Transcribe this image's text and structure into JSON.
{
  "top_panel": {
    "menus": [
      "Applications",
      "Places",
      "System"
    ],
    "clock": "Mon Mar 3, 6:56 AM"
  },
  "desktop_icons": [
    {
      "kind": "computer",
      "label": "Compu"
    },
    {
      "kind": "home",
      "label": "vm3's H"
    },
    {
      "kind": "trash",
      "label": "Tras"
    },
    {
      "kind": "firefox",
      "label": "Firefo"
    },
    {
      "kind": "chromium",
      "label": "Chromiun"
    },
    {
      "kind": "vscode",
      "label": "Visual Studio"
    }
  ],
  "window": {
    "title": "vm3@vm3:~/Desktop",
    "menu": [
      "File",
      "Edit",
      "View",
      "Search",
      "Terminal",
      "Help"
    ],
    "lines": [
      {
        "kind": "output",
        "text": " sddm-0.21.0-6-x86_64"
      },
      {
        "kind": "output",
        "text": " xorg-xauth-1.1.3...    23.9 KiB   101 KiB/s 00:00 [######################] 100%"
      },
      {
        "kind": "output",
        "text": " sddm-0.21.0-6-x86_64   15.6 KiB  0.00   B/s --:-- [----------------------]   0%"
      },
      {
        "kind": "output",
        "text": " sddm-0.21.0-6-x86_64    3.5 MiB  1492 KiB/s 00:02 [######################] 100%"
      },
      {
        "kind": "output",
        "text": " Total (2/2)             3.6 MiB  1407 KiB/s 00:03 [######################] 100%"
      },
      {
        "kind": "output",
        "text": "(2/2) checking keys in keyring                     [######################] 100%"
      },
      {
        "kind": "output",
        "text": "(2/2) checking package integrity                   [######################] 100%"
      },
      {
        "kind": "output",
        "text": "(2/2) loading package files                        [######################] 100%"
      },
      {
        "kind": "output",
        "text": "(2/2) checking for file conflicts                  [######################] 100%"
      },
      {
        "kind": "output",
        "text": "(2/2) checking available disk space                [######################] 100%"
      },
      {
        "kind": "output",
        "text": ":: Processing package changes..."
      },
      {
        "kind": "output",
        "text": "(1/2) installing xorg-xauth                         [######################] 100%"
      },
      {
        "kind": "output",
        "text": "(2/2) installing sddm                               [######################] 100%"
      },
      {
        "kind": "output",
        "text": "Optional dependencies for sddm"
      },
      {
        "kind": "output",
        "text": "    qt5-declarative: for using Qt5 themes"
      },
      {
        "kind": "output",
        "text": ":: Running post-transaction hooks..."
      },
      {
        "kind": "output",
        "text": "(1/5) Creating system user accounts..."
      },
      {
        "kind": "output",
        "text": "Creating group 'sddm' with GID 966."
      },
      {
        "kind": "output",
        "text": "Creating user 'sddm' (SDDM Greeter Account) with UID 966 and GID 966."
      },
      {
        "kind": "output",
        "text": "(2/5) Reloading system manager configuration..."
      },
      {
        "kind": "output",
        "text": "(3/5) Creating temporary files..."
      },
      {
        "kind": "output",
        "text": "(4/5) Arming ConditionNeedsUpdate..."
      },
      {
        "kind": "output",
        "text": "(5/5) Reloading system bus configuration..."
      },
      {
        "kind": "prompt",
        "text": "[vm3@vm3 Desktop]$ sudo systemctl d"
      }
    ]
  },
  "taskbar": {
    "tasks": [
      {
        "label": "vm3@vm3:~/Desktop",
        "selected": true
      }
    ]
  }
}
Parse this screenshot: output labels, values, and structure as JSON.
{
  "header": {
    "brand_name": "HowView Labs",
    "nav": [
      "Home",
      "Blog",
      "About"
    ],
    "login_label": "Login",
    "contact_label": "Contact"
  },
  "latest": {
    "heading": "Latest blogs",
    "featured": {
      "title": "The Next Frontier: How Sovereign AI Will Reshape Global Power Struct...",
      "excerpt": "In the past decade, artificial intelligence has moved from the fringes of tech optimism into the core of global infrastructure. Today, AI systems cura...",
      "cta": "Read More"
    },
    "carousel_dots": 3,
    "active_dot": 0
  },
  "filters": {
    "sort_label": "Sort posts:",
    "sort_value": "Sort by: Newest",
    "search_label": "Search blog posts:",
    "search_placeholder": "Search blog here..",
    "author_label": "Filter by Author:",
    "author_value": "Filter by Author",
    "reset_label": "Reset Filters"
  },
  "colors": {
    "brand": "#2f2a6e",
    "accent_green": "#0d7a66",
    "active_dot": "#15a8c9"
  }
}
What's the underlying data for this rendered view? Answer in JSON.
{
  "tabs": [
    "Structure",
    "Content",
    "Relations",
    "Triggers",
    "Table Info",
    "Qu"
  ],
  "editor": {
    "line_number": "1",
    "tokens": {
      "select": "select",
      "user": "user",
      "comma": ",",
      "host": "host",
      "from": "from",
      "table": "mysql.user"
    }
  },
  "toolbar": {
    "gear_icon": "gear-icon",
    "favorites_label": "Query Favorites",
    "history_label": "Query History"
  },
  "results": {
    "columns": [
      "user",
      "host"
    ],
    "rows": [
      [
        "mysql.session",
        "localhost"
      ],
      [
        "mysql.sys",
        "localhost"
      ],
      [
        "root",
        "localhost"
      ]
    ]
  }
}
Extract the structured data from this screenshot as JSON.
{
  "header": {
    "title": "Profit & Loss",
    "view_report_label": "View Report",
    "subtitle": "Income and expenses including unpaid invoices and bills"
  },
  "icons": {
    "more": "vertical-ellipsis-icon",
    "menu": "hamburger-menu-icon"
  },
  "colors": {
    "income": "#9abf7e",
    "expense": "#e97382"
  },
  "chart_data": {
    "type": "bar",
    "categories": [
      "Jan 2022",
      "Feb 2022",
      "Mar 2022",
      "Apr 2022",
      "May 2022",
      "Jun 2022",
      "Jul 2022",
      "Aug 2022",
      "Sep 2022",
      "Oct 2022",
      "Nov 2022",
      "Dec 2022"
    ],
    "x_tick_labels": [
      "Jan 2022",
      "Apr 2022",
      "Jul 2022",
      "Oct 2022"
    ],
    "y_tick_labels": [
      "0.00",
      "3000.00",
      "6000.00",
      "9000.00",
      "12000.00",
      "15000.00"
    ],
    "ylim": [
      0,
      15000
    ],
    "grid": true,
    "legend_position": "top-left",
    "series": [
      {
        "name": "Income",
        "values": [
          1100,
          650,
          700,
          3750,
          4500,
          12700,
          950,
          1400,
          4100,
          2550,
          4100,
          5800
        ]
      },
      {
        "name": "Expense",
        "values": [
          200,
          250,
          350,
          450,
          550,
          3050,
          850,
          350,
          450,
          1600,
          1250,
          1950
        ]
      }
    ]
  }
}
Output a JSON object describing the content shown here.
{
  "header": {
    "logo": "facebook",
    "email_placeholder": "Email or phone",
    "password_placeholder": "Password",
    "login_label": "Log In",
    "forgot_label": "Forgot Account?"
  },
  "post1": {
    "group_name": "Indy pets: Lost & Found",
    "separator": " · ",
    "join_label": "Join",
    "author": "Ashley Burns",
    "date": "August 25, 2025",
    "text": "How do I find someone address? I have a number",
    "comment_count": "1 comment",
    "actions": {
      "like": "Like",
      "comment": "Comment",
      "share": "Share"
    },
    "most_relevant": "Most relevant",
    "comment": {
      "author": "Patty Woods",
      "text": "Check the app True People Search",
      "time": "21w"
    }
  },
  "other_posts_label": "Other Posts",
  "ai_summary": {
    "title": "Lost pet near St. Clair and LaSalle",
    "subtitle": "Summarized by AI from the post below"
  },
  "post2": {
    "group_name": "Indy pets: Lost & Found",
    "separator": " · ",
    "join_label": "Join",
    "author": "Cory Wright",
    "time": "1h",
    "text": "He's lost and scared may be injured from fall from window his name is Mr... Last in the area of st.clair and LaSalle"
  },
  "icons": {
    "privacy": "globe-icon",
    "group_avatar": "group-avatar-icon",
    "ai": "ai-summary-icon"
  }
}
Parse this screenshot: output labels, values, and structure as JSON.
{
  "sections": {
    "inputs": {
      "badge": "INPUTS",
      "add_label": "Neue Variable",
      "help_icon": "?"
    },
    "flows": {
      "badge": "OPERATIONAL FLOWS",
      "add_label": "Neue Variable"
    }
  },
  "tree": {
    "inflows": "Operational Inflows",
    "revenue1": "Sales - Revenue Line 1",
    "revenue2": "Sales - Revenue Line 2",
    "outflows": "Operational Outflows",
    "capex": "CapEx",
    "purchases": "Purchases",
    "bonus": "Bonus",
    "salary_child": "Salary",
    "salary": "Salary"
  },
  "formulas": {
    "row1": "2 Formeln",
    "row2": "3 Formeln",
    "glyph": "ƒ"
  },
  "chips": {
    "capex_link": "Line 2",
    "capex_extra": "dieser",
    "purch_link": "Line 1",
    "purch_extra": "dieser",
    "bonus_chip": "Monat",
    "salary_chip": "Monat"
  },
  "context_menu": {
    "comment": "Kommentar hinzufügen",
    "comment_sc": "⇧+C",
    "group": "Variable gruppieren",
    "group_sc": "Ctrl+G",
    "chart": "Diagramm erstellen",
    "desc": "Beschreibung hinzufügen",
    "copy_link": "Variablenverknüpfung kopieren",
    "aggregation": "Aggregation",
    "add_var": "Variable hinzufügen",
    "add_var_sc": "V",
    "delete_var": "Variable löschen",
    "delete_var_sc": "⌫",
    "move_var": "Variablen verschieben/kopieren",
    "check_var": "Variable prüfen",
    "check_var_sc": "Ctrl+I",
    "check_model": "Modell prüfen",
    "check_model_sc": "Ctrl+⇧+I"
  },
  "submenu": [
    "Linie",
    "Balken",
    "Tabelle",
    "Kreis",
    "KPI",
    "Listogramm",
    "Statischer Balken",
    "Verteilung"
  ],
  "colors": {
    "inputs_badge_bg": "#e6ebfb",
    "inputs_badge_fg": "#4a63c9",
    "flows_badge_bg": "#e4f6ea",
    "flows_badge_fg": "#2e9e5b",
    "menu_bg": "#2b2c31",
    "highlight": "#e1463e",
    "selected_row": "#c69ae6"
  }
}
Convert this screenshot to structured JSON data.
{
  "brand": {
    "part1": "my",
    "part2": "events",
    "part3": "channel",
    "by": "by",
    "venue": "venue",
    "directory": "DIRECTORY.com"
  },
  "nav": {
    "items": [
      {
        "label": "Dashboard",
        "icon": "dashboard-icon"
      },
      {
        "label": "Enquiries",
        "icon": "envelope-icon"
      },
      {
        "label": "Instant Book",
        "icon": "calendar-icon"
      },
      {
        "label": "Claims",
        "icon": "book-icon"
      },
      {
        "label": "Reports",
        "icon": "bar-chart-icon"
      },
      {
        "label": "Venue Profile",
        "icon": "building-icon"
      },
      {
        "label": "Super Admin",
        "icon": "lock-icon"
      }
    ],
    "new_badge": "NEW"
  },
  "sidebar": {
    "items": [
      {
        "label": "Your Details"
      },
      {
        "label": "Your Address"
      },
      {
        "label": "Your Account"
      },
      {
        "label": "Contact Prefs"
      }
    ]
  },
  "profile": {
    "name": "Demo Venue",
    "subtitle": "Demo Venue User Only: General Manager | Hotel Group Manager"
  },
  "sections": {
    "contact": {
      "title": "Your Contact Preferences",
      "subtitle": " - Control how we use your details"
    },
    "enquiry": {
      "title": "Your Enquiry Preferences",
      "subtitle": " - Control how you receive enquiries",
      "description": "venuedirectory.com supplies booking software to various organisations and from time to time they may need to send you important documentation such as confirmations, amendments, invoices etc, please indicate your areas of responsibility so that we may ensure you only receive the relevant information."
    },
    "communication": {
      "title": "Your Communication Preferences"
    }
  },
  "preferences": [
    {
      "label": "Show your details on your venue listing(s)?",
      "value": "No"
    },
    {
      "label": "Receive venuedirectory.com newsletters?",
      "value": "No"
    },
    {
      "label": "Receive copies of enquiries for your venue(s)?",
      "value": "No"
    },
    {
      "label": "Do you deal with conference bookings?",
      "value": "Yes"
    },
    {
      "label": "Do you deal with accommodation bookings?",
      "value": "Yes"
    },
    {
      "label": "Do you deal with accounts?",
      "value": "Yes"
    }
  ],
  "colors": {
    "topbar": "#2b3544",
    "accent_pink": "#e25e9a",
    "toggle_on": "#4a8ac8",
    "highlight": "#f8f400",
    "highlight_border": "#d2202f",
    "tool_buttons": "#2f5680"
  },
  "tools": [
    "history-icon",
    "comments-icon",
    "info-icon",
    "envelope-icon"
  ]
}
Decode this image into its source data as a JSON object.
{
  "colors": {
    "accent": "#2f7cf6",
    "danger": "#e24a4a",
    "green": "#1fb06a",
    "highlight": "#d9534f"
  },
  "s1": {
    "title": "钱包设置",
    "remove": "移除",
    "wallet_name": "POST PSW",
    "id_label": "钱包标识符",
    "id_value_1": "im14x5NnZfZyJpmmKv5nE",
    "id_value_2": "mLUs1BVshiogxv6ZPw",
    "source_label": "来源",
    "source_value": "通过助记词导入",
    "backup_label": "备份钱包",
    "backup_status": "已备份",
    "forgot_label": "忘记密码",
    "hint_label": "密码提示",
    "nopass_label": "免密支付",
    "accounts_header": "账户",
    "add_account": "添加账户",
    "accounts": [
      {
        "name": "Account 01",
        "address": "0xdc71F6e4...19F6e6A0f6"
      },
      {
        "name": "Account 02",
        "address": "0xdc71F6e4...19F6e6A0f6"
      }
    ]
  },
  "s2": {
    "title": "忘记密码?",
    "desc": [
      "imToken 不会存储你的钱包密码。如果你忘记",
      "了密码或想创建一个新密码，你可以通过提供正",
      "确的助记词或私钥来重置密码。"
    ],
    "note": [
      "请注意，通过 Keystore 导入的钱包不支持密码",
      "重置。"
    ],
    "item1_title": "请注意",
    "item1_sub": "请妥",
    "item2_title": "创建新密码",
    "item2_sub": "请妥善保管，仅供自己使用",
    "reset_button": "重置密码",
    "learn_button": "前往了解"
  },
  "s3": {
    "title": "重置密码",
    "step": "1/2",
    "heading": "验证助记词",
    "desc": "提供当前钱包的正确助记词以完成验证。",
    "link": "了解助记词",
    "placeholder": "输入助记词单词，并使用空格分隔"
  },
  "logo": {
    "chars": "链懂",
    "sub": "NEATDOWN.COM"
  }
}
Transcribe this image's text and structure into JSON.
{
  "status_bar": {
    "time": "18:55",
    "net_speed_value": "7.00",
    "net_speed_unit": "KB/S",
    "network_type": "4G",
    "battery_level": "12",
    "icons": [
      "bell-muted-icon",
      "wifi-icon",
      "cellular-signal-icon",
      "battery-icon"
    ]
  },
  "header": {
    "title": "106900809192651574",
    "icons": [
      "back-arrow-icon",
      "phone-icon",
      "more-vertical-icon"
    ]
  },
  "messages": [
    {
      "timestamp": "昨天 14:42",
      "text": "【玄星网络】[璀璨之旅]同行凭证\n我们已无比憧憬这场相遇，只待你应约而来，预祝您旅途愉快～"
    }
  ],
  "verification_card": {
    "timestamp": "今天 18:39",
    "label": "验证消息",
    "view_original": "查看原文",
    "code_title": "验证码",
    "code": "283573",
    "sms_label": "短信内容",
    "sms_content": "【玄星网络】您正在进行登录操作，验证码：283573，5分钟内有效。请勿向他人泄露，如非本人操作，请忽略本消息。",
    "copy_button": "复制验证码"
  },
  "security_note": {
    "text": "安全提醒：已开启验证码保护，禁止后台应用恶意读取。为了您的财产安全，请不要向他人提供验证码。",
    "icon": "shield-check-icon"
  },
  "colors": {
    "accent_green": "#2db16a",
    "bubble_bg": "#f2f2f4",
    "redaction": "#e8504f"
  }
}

================

SET TASK: Review the preceding data and report every line that includes the string "xauth".

RESULT FOR THIS TASK:
        "text": " xorg-xauth-1.1.3...    23.9 KiB   101 KiB/s 00:00 [######################] 100%"
        "text": "(1/2) installing xorg-xauth                         [######################] 100%"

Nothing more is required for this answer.